# WORK TO BE COMPLETED
Each entry here needs to be set down again exactly, please; pictures are left out.

-- Start of DATASET ENTRIES --

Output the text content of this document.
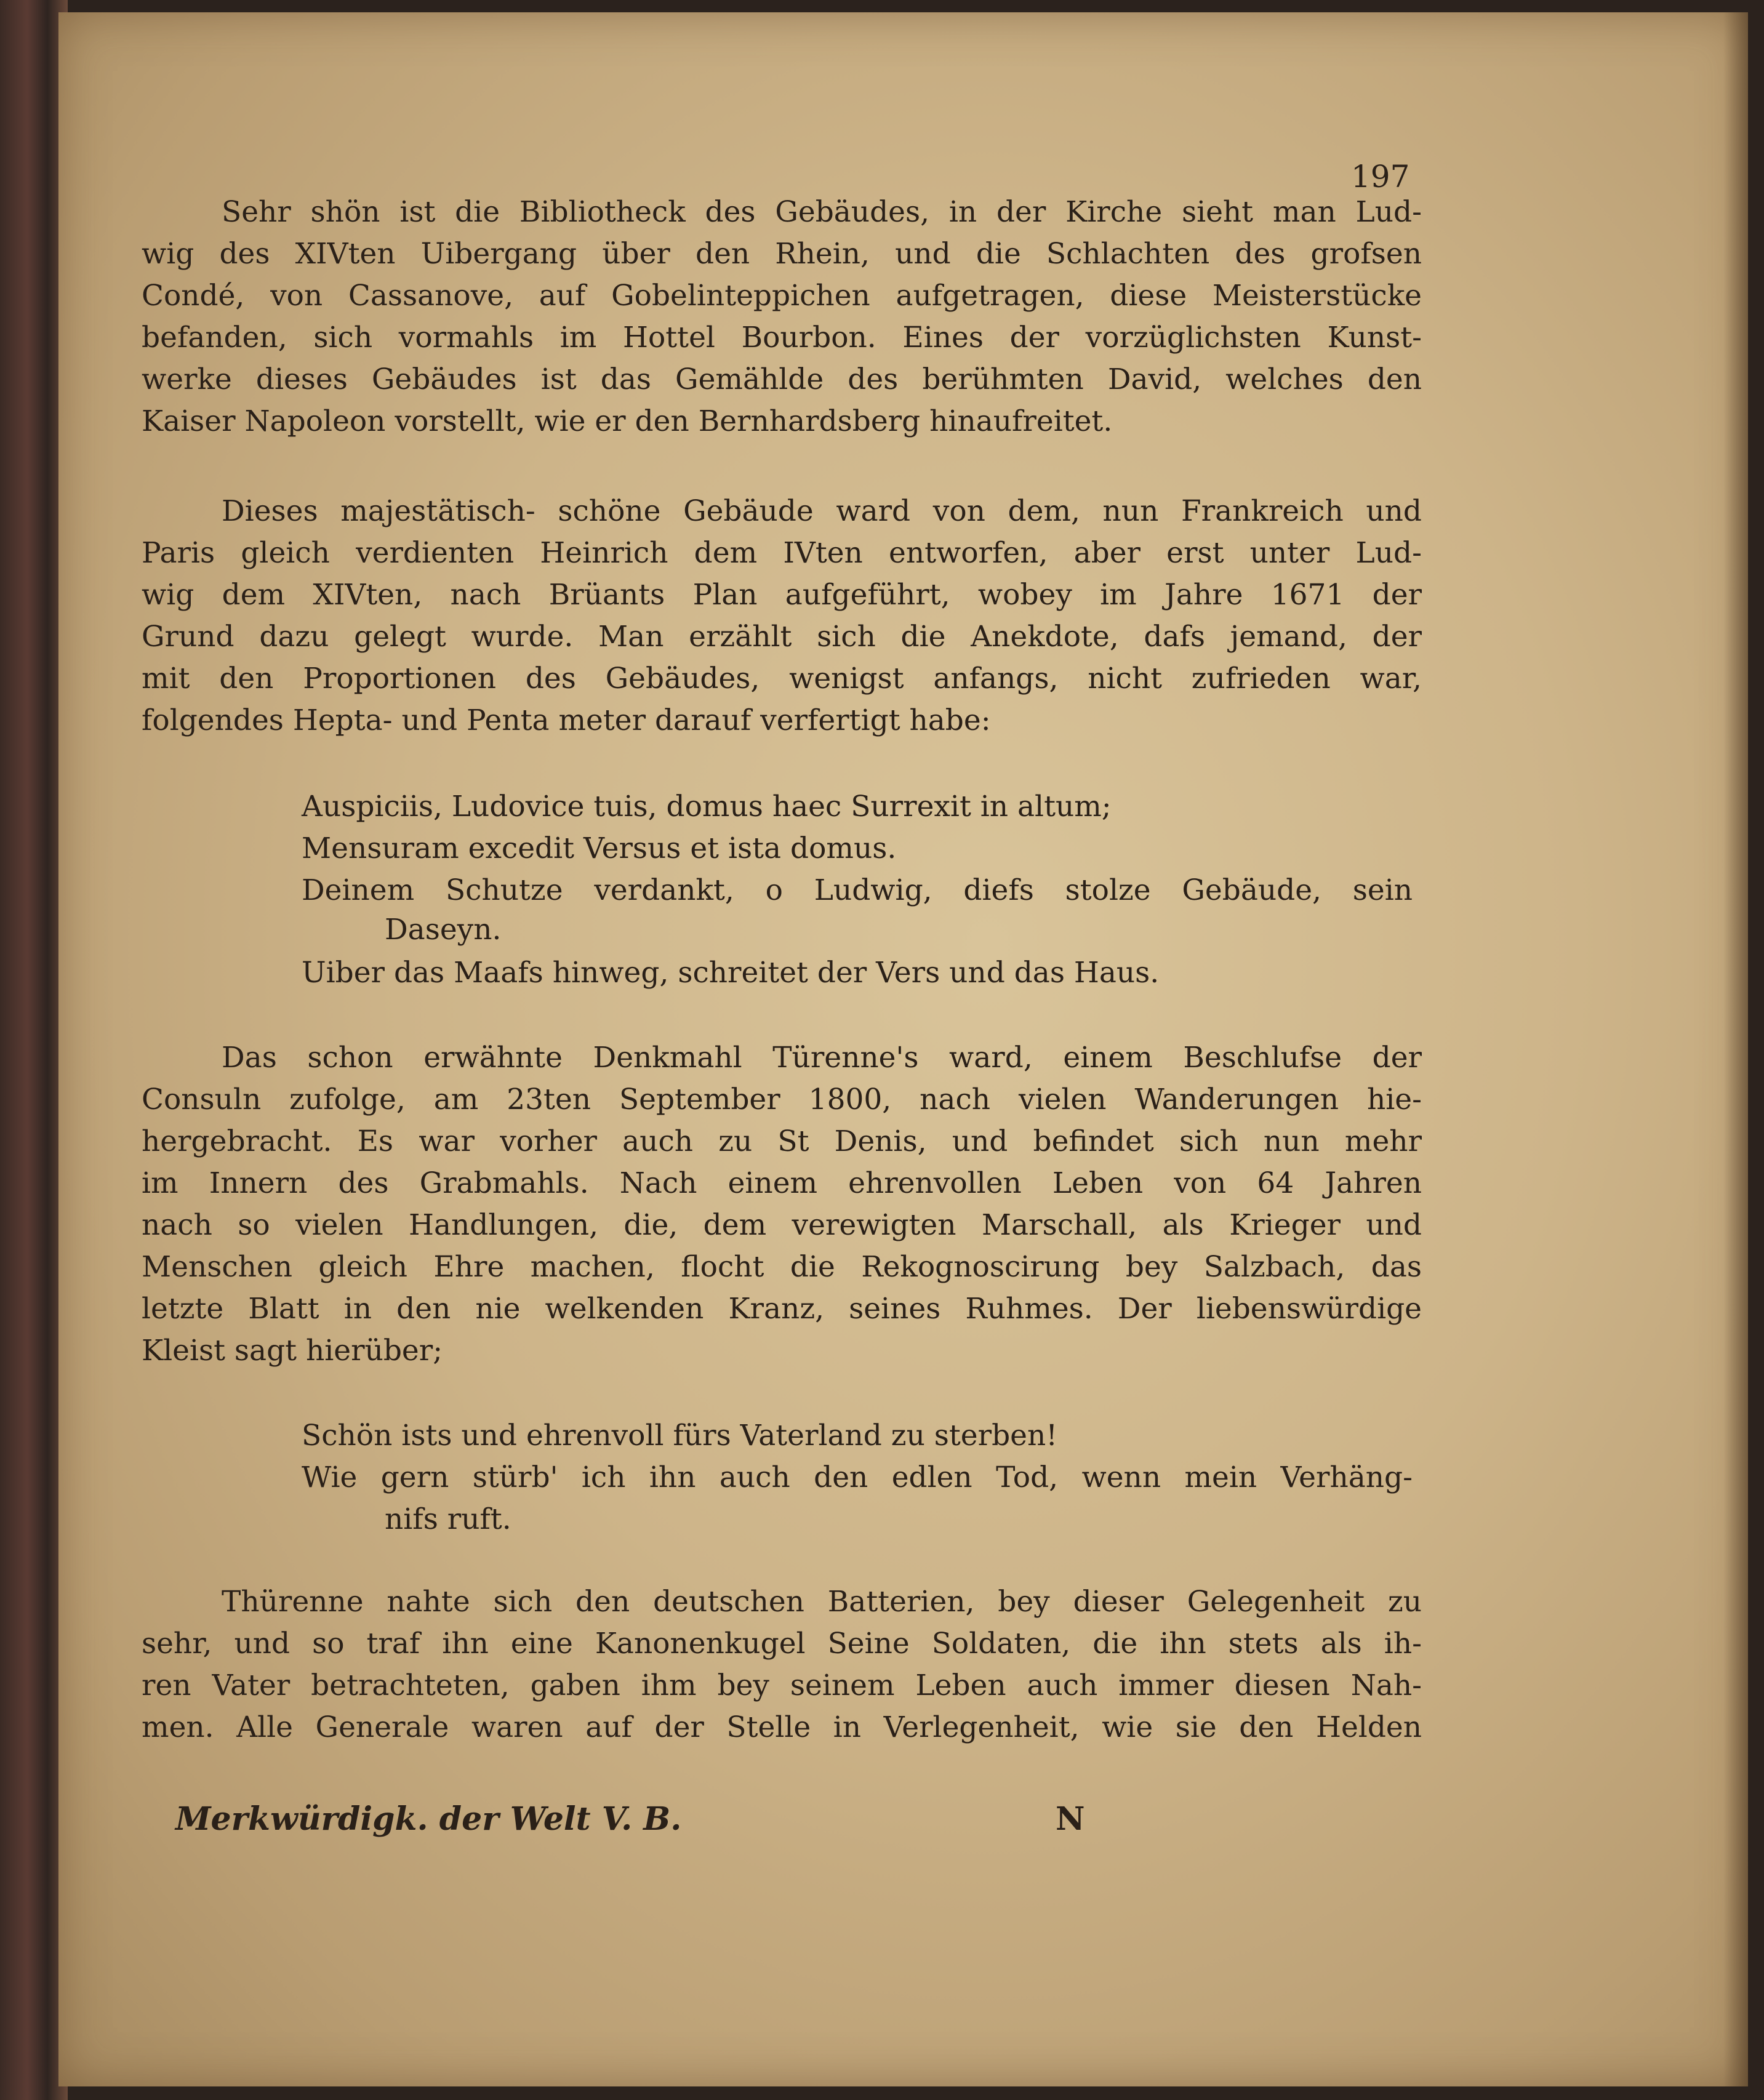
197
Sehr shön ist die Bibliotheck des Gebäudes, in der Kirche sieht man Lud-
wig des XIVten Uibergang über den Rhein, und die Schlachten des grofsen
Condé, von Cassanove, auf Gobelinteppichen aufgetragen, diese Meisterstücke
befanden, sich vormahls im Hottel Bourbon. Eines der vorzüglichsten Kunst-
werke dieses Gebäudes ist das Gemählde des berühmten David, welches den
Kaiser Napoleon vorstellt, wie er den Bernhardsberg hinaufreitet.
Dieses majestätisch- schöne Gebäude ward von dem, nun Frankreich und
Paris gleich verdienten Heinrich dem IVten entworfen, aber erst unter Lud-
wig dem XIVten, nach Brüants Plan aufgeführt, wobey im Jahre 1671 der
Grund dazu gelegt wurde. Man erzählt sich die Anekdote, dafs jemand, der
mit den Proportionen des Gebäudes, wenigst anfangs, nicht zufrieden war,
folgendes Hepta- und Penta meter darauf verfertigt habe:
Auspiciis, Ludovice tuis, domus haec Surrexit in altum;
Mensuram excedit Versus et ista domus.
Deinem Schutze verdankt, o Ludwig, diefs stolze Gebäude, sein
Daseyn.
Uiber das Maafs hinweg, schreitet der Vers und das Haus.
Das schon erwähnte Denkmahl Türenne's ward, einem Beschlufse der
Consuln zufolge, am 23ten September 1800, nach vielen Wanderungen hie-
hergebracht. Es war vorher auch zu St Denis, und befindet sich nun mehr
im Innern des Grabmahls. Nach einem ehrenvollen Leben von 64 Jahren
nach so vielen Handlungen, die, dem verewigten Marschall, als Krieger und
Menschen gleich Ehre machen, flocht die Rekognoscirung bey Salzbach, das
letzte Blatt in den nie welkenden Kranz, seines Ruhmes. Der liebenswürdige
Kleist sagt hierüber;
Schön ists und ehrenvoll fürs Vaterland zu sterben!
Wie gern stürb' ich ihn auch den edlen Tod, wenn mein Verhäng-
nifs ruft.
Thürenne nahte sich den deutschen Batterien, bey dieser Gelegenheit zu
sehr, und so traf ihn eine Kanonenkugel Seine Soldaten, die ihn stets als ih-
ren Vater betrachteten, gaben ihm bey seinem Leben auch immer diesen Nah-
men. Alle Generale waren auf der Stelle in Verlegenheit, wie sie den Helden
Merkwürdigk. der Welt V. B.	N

-- End of DATASET ENTRIES --

# SOLUTION FOR THIS TASK
Output the text content of this document.
197
Sehr shön ist die Bibliotheck des Gebäudes, in der Kirche sieht man Lud-
wig des XIVten Uibergang über den Rhein, und die Schlachten des grofsen
Condé, von Cassanove, auf Gobelinteppichen aufgetragen, diese Meisterstücke
befanden, sich vormahls im Hottel Bourbon. Eines der vorzüglichsten Kunst-
werke dieses Gebäudes ist das Gemählde des berühmten David, welches den
Kaiser Napoleon vorstellt, wie er den Bernhardsberg hinaufreitet.
Dieses majestätisch- schöne Gebäude ward von dem, nun Frankreich und
Paris gleich verdienten Heinrich dem IVten entworfen, aber erst unter Lud-
wig dem XIVten, nach Brüants Plan aufgeführt, wobey im Jahre 1671 der
Grund dazu gelegt wurde. Man erzählt sich die Anekdote, dafs jemand, der
mit den Proportionen des Gebäudes, wenigst anfangs, nicht zufrieden war,
folgendes Hepta- und Penta meter darauf verfertigt habe:
Auspiciis, Ludovice tuis, domus haec Surrexit in altum;
Mensuram excedit Versus et ista domus.
Deinem Schutze verdankt, o Ludwig, diefs stolze Gebäude, sein
Daseyn.
Uiber das Maafs hinweg, schreitet der Vers und das Haus.
Das schon erwähnte Denkmahl Türenne's ward, einem Beschlufse der
Consuln zufolge, am 23ten September 1800, nach vielen Wanderungen hie-
hergebracht. Es war vorher auch zu St Denis, und befindet sich nun mehr
im Innern des Grabmahls. Nach einem ehrenvollen Leben von 64 Jahren
nach so vielen Handlungen, die, dem verewigten Marschall, als Krieger und
Menschen gleich Ehre machen, flocht die Rekognoscirung bey Salzbach, das
letzte Blatt in den nie welkenden Kranz, seines Ruhmes. Der liebenswürdige
Kleist sagt hierüber;
Schön ists und ehrenvoll fürs Vaterland zu sterben!
Wie gern stürb' ich ihn auch den edlen Tod, wenn mein Verhäng-
nifs ruft.
Thürenne nahte sich den deutschen Batterien, bey dieser Gelegenheit zu
sehr, und so traf ihn eine Kanonenkugel Seine Soldaten, die ihn stets als ih-
ren Vater betrachteten, gaben ihm bey seinem Leben auch immer diesen Nah-
men. Alle Generale waren auf der Stelle in Verlegenheit, wie sie den Helden
Merkwürdigk. der Welt V. B.	N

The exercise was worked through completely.